*Exercise instructions:* Each entry below is to be transcribed exactly.
──────── Raw data ────────
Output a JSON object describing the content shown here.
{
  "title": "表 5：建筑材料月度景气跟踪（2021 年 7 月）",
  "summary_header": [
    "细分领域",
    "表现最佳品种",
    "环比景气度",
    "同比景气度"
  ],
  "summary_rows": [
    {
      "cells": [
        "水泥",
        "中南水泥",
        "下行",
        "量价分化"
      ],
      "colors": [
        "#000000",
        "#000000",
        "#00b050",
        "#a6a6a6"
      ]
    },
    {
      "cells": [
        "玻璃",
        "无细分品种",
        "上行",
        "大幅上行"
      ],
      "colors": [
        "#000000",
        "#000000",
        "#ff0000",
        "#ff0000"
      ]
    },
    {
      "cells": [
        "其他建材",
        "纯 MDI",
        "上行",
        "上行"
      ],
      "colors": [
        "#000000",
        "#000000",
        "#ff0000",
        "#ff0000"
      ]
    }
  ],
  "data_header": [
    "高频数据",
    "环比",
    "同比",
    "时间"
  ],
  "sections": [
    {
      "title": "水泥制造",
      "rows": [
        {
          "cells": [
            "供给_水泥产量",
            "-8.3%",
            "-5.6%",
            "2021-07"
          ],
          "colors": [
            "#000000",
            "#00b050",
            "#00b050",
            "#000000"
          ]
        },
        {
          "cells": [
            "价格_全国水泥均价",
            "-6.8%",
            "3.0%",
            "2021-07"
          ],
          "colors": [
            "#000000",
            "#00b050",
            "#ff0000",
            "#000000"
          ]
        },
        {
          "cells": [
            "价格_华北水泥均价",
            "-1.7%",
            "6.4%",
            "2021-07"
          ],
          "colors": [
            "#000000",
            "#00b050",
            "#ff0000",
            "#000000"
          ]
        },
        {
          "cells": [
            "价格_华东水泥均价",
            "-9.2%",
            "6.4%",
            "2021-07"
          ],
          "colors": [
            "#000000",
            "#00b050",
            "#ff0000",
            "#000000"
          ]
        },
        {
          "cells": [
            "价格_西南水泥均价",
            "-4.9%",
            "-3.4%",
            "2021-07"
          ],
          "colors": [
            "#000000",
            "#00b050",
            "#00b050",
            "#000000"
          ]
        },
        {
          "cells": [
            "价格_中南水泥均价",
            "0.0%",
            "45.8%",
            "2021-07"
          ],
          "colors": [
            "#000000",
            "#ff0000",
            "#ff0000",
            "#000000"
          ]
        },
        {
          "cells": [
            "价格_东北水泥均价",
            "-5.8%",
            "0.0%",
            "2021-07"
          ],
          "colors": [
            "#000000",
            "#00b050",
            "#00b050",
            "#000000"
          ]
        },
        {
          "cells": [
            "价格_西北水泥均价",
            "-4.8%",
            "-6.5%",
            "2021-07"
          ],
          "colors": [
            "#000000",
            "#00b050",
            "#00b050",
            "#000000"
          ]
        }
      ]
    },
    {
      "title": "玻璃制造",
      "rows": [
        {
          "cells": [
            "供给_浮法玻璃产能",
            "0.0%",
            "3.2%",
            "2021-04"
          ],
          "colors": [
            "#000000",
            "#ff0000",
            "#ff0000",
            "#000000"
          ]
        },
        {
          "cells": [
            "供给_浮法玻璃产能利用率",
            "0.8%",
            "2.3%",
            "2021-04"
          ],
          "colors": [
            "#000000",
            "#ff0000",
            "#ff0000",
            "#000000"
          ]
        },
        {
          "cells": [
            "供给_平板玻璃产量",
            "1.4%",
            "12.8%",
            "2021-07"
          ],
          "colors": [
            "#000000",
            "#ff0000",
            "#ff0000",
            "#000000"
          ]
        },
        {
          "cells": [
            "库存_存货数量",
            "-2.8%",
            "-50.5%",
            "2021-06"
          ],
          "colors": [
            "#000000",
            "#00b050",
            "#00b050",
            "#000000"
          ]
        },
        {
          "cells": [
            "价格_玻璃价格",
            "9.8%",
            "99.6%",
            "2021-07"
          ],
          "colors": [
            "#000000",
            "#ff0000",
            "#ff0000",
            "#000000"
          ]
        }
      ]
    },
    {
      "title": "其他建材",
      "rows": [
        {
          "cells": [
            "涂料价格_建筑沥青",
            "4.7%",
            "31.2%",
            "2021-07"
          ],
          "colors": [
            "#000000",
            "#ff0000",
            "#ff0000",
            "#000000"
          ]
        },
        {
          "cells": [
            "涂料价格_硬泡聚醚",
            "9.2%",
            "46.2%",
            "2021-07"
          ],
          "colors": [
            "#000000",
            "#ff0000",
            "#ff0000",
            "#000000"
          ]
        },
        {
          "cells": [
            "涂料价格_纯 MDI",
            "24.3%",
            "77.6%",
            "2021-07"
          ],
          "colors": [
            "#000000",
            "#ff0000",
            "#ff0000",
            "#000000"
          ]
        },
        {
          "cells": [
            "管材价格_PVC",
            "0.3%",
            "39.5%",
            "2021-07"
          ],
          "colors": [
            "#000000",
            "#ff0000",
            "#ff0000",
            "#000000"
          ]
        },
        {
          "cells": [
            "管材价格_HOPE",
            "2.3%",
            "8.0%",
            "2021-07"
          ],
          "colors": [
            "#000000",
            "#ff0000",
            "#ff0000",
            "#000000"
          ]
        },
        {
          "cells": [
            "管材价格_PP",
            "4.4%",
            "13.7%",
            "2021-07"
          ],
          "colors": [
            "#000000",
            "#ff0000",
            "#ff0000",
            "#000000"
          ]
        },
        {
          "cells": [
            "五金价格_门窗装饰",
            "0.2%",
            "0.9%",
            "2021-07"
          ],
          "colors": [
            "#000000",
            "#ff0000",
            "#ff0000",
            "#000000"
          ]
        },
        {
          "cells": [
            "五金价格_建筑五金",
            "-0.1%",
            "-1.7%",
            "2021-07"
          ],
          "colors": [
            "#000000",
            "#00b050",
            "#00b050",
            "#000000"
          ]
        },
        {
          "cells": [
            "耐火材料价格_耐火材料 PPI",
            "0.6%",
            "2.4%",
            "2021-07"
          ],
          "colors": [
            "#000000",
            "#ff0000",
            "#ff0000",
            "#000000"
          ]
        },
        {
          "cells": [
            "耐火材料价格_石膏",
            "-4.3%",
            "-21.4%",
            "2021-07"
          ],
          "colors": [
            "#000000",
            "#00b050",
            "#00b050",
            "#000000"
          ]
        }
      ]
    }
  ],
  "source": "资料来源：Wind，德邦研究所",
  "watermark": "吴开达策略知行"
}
────────
*Result for this task:*
Output a JSON object describing the content shown here.
{
  "title": "表 5：建筑材料月度景气跟踪（2021 年 7 月）",
  "summary_header": [
    "细分领域",
    "表现最佳品种",
    "环比景气度",
    "同比景气度"
  ],
  "summary_rows": [
    {
      "cells": [
        "水泥",
        "中南水泥",
        "下行",
        "量价分化"
      ],
      "colors": [
        "#000000",
        "#000000",
        "#00b050",
        "#a6a6a6"
      ]
    },
    {
      "cells": [
        "玻璃",
        "无细分品种",
        "上行",
        "大幅上行"
      ],
      "colors": [
        "#000000",
        "#000000",
        "#ff0000",
        "#ff0000"
      ]
    },
    {
      "cells": [
        "其他建材",
        "纯 MDI",
        "上行",
        "上行"
      ],
      "colors": [
        "#000000",
        "#000000",
        "#ff0000",
        "#ff0000"
      ]
    }
  ],
  "data_header": [
    "高频数据",
    "环比",
    "同比",
    "时间"
  ],
  "sections": [
    {
      "title": "水泥制造",
      "rows": [
        {
          "cells": [
            "供给_水泥产量",
            "-8.3%",
            "-5.6%",
            "2021-07"
          ],
          "colors": [
            "#000000",
            "#00b050",
            "#00b050",
            "#000000"
          ]
        },
        {
          "cells": [
            "价格_全国水泥均价",
            "-6.8%",
            "3.0%",
            "2021-07"
          ],
          "colors": [
            "#000000",
            "#00b050",
            "#ff0000",
            "#000000"
          ]
        },
        {
          "cells": [
            "价格_华北水泥均价",
            "-1.7%",
            "6.4%",
            "2021-07"
          ],
          "colors": [
            "#000000",
            "#00b050",
            "#ff0000",
            "#000000"
          ]
        },
        {
          "cells": [
            "价格_华东水泥均价",
            "-9.2%",
            "6.4%",
            "2021-07"
          ],
          "colors": [
            "#000000",
            "#00b050",
            "#ff0000",
            "#000000"
          ]
        },
        {
          "cells": [
            "价格_西南水泥均价",
            "-4.9%",
            "-3.4%",
            "2021-07"
          ],
          "colors": [
            "#000000",
            "#00b050",
            "#00b050",
            "#000000"
          ]
        },
        {
          "cells": [
            "价格_中南水泥均价",
            "0.0%",
            "45.8%",
            "2021-07"
          ],
          "colors": [
            "#000000",
            "#ff0000",
            "#ff0000",
            "#000000"
          ]
        },
        {
          "cells": [
            "价格_东北水泥均价",
            "-5.8%",
            "0.0%",
            "2021-07"
          ],
          "colors": [
            "#000000",
            "#00b050",
            "#00b050",
            "#000000"
          ]
        },
        {
          "cells": [
            "价格_西北水泥均价",
            "-4.8%",
            "-6.5%",
            "2021-07"
          ],
          "colors": [
            "#000000",
            "#00b050",
            "#00b050",
            "#000000"
          ]
        }
      ]
    },
    {
      "title": "玻璃制造",
      "rows": [
        {
          "cells": [
            "供给_浮法玻璃产能",
            "0.0%",
            "3.2%",
            "2021-04"
          ],
          "colors": [
            "#000000",
            "#ff0000",
            "#ff0000",
            "#000000"
          ]
        },
        {
          "cells": [
            "供给_浮法玻璃产能利用率",
            "0.8%",
            "2.3%",
            "2021-04"
          ],
          "colors": [
            "#000000",
            "#ff0000",
            "#ff0000",
            "#000000"
          ]
        },
        {
          "cells": [
            "供给_平板玻璃产量",
            "1.4%",
            "12.8%",
            "2021-07"
          ],
          "colors": [
            "#000000",
            "#ff0000",
            "#ff0000",
            "#000000"
          ]
        },
        {
          "cells": [
            "库存_存货数量",
            "-2.8%",
            "-50.5%",
            "2021-06"
          ],
          "colors": [
            "#000000",
            "#00b050",
            "#00b050",
            "#000000"
          ]
        },
        {
          "cells": [
            "价格_玻璃价格",
            "9.8%",
            "99.6%",
            "2021-07"
          ],
          "colors": [
            "#000000",
            "#ff0000",
            "#ff0000",
            "#000000"
          ]
        }
      ]
    },
    {
      "title": "其他建材",
      "rows": [
        {
          "cells": [
            "涂料价格_建筑沥青",
            "4.7%",
            "31.2%",
            "2021-07"
          ],
          "colors": [
            "#000000",
            "#ff0000",
            "#ff0000",
            "#000000"
          ]
        },
        {
          "cells": [
            "涂料价格_硬泡聚醚",
            "9.2%",
            "46.2%",
            "2021-07"
          ],
          "colors": [
            "#000000",
            "#ff0000",
            "#ff0000",
            "#000000"
          ]
        },
        {
          "cells": [
            "涂料价格_纯 MDI",
            "24.3%",
            "77.6%",
            "2021-07"
          ],
          "colors": [
            "#000000",
            "#ff0000",
            "#ff0000",
            "#000000"
          ]
        },
        {
          "cells": [
            "管材价格_PVC",
            "0.3%",
            "39.5%",
            "2021-07"
          ],
          "colors": [
            "#000000",
            "#ff0000",
            "#ff0000",
            "#000000"
          ]
        },
        {
          "cells": [
            "管材价格_HOPE",
            "2.3%",
            "8.0%",
            "2021-07"
          ],
          "colors": [
            "#000000",
            "#ff0000",
            "#ff0000",
            "#000000"
          ]
        },
        {
          "cells": [
            "管材价格_PP",
            "4.4%",
            "13.7%",
            "2021-07"
          ],
          "colors": [
            "#000000",
            "#ff0000",
            "#ff0000",
            "#000000"
          ]
        },
        {
          "cells": [
            "五金价格_门窗装饰",
            "0.2%",
            "0.9%",
            "2021-07"
          ],
          "colors": [
            "#000000",
            "#ff0000",
            "#ff0000",
            "#000000"
          ]
        },
        {
          "cells": [
            "五金价格_建筑五金",
            "-0.1%",
            "-1.7%",
            "2021-07"
          ],
          "colors": [
            "#000000",
            "#00b050",
            "#00b050",
            "#000000"
          ]
        },
        {
          "cells": [
            "耐火材料价格_耐火材料 PPI",
            "0.6%",
            "2.4%",
            "2021-07"
          ],
          "colors": [
            "#000000",
            "#ff0000",
            "#ff0000",
            "#000000"
          ]
        },
        {
          "cells": [
            "耐火材料价格_石膏",
            "-4.3%",
            "-21.4%",
            "2021-07"
          ],
          "colors": [
            "#000000",
            "#00b050",
            "#00b050",
            "#000000"
          ]
        }
      ]
    }
  ],
  "source": "资料来源：Wind，德邦研究所",
  "watermark": "吴开达策略知行"
}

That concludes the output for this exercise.